** start of Provided records **

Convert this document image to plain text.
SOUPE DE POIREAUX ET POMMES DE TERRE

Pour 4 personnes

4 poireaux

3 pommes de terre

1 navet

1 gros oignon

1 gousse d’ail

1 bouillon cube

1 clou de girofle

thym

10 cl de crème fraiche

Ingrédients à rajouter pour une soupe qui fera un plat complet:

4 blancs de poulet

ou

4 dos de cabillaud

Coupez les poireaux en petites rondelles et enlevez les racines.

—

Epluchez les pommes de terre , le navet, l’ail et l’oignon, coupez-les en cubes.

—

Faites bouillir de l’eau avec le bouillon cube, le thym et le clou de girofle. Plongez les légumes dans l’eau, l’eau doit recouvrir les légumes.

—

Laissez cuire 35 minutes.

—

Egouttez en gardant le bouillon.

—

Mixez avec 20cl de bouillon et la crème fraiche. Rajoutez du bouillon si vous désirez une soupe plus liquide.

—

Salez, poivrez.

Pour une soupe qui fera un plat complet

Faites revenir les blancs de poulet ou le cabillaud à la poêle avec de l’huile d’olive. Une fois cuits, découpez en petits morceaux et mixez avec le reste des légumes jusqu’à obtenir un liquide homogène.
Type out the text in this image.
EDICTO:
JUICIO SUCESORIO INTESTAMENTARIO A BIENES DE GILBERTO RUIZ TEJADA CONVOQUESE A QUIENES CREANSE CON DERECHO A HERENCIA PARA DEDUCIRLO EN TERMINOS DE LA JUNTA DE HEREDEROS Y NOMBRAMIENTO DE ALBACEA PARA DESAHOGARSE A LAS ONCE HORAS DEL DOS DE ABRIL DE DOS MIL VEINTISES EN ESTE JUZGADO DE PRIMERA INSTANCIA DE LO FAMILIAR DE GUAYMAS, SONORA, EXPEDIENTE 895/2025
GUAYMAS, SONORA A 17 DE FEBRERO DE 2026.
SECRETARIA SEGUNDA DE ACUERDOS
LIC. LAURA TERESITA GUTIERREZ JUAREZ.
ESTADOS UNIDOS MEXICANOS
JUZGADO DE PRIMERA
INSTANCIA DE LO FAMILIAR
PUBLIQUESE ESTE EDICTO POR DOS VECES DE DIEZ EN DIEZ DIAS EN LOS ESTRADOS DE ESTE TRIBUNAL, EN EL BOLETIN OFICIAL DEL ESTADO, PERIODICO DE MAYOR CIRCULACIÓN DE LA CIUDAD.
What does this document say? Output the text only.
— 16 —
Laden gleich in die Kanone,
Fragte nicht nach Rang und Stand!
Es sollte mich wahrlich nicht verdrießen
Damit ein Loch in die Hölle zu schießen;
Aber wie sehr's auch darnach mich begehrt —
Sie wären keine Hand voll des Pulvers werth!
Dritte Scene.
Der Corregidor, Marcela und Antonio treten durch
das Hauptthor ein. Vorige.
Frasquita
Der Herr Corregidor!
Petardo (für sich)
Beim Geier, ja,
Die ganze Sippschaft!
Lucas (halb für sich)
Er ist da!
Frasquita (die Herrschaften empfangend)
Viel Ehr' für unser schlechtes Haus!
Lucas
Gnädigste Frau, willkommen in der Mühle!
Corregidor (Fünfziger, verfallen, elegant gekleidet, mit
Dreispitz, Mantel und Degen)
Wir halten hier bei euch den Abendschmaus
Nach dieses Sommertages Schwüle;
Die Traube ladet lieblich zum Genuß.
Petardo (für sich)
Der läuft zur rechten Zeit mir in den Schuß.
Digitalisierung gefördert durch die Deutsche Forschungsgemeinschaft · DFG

** end of Provided records **

Prompt
Where a line holds "document", copy that line.

Written solution
Convert this document image to plain text.
What does this document say? Output the text only.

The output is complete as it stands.